Objective: Extract, from the listing that follows, each line containing the word "expression".

(Dataset items)
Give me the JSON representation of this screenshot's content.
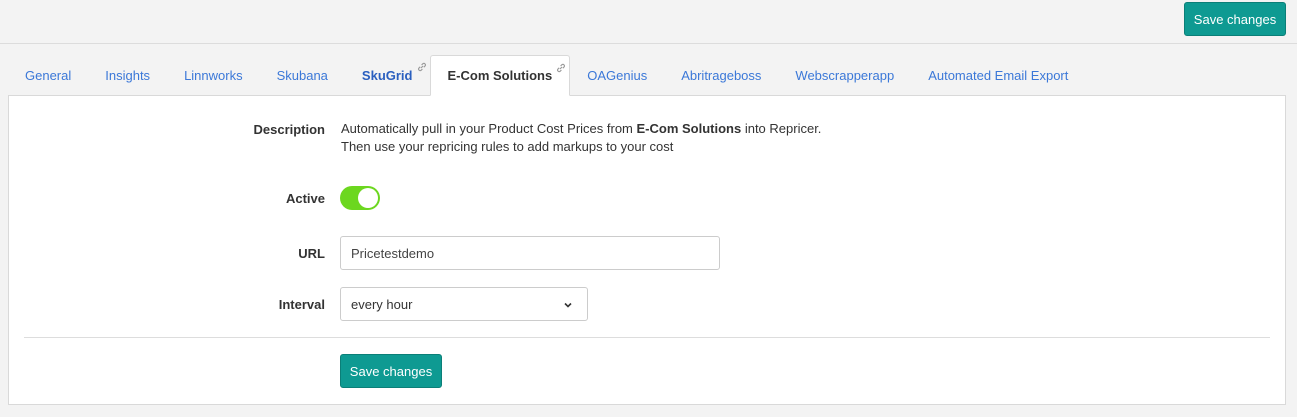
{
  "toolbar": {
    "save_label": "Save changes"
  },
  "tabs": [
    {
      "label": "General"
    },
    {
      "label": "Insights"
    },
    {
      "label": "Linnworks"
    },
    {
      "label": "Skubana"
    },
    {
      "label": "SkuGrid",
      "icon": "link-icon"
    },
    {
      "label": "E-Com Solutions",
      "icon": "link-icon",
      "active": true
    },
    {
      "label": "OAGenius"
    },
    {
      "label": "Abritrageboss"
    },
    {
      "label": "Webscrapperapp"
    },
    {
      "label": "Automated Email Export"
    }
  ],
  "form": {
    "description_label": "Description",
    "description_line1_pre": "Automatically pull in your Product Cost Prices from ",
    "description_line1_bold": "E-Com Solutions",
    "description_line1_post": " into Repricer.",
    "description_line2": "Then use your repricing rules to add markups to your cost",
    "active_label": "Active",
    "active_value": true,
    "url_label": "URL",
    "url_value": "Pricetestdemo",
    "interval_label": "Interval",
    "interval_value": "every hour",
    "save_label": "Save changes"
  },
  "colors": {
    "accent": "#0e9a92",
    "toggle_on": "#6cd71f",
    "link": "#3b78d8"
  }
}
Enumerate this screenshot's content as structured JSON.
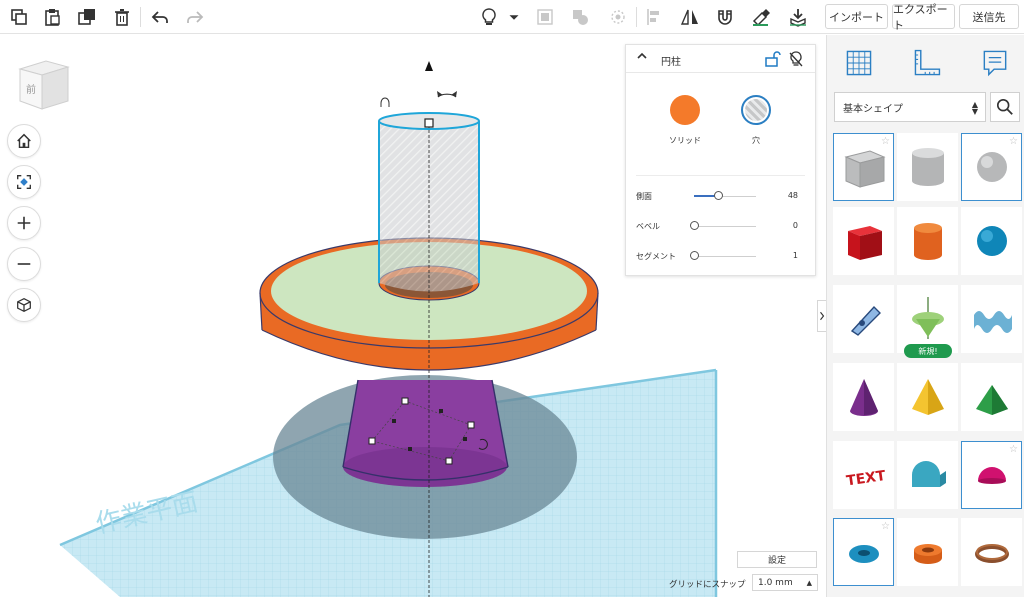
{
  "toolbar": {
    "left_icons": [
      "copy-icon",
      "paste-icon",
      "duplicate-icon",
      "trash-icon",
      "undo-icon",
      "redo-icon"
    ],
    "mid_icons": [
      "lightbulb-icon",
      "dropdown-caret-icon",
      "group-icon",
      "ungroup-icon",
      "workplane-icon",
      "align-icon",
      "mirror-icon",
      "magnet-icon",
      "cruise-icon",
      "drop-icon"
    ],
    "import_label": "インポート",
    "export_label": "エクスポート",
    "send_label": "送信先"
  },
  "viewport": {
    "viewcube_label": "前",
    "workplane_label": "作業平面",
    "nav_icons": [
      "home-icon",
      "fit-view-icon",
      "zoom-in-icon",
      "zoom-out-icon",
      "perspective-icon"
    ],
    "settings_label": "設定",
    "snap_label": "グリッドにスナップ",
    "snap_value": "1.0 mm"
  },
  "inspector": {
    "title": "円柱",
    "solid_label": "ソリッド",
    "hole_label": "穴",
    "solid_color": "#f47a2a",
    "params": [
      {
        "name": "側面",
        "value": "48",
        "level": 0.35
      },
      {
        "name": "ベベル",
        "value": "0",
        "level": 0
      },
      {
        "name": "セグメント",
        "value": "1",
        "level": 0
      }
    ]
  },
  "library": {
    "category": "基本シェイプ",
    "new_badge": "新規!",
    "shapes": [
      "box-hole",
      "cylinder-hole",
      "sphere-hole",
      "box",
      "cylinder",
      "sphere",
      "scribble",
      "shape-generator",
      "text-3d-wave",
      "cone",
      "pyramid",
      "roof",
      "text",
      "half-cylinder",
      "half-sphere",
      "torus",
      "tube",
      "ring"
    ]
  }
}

==

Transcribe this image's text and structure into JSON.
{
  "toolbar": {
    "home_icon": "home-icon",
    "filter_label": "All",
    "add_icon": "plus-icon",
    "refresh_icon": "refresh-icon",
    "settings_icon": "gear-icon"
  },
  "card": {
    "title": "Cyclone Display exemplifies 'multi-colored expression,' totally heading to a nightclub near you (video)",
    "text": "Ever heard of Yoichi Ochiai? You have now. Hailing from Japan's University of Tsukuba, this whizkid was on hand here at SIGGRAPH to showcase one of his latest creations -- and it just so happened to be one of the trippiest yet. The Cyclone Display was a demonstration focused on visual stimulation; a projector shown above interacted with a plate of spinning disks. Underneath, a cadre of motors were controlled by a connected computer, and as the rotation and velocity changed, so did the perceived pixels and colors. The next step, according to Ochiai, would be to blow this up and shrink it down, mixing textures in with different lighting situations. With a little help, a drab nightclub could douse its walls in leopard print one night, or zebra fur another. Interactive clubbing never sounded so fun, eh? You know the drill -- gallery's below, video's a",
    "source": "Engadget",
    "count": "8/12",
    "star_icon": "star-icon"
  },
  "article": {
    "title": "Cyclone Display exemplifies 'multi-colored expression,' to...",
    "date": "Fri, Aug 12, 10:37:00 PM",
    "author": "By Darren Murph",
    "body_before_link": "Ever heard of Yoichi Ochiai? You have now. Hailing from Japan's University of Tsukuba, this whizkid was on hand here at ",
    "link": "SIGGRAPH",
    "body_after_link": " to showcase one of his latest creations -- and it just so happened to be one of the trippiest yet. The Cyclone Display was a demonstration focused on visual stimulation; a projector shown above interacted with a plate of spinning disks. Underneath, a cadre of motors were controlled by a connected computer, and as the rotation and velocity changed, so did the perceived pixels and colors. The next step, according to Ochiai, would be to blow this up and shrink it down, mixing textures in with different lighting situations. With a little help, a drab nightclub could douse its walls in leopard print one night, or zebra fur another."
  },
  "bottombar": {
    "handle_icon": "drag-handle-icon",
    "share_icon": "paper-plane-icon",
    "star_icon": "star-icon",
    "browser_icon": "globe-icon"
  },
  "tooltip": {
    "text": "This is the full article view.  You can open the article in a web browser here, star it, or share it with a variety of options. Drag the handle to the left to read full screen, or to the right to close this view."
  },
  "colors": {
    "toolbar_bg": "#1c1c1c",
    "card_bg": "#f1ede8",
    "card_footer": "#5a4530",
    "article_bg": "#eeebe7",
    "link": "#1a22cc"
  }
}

Output of the task:
    "title": "Cyclone Display exemplifies 'multi-colored expression,' totally heading to a nightclub near you (video)",
    "title": "Cyclone Display exemplifies 'multi-colored expression,' to...",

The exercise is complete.